GIVEN REQUEST: Repeat the material exactly, every line of it.

PROVIDED MATERIAL:

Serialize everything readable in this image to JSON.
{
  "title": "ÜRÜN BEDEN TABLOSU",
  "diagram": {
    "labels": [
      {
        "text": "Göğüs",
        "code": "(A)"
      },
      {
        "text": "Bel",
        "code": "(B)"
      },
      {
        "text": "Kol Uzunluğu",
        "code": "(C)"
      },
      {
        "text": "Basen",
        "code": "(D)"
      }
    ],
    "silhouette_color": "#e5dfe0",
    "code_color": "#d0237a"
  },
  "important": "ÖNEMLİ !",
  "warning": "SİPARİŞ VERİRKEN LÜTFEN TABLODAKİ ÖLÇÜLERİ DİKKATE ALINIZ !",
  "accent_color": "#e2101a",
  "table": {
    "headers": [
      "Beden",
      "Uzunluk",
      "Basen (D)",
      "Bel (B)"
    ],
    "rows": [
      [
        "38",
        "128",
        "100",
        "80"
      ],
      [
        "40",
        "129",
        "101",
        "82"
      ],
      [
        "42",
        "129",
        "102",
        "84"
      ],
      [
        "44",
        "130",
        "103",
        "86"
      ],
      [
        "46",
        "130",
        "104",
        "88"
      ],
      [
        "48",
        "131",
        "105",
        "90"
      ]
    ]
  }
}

EXERCISE OUTPUT:
Serialize everything readable in this image to JSON.
{
  "title": "ÜRÜN BEDEN TABLOSU",
  "diagram": {
    "labels": [
      {
        "text": "Göğüs",
        "code": "(A)"
      },
      {
        "text": "Bel",
        "code": "(B)"
      },
      {
        "text": "Kol Uzunluğu",
        "code": "(C)"
      },
      {
        "text": "Basen",
        "code": "(D)"
      }
    ],
    "silhouette_color": "#e5dfe0",
    "code_color": "#d0237a"
  },
  "important": "ÖNEMLİ !",
  "warning": "SİPARİŞ VERİRKEN LÜTFEN TABLODAKİ ÖLÇÜLERİ DİKKATE ALINIZ !",
  "accent_color": "#e2101a",
  "table": {
    "headers": [
      "Beden",
      "Uzunluk",
      "Basen (D)",
      "Bel (B)"
    ],
    "rows": [
      [
        "38",
        "128",
        "100",
        "80"
      ],
      [
        "40",
        "129",
        "101",
        "82"
      ],
      [
        "42",
        "129",
        "102",
        "84"
      ],
      [
        "44",
        "130",
        "103",
        "86"
      ],
      [
        "46",
        "130",
        "104",
        "88"
      ],
      [
        "48",
        "131",
        "105",
        "90"
      ]
    ]
  }
}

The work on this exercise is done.